#### RECORDS FOR PROCESSING ####
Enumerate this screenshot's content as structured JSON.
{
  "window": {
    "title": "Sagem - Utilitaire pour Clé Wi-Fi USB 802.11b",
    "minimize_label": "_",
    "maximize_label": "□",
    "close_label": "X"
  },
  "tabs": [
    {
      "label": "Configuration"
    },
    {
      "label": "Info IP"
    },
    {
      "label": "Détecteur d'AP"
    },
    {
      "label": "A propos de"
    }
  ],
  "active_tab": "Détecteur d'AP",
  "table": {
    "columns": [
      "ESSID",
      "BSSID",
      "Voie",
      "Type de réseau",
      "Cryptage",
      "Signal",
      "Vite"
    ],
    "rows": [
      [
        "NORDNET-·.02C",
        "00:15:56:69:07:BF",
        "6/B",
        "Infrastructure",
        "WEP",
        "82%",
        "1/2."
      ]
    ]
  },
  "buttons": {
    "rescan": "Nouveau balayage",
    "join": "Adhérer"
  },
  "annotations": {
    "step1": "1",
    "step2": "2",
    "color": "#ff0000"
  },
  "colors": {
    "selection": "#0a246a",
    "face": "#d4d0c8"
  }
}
####
## THE EXERCISE
Output all of the material, please, exactly as it stands.

## COMPLETED EXERCISE
Enumerate this screenshot's content as structured JSON.
{
  "window": {
    "title": "Sagem - Utilitaire pour Clé Wi-Fi USB 802.11b",
    "minimize_label": "_",
    "maximize_label": "□",
    "close_label": "X"
  },
  "tabs": [
    {
      "label": "Configuration"
    },
    {
      "label": "Info IP"
    },
    {
      "label": "Détecteur d'AP"
    },
    {
      "label": "A propos de"
    }
  ],
  "active_tab": "Détecteur d'AP",
  "table": {
    "columns": [
      "ESSID",
      "BSSID",
      "Voie",
      "Type de réseau",
      "Cryptage",
      "Signal",
      "Vite"
    ],
    "rows": [
      [
        "NORDNET-·.02C",
        "00:15:56:69:07:BF",
        "6/B",
        "Infrastructure",
        "WEP",
        "82%",
        "1/2."
      ]
    ]
  },
  "buttons": {
    "rescan": "Nouveau balayage",
    "join": "Adhérer"
  },
  "annotations": {
    "step1": "1",
    "step2": "2",
    "color": "#ff0000"
  },
  "colors": {
    "selection": "#0a246a",
    "face": "#d4d0c8"
  }
}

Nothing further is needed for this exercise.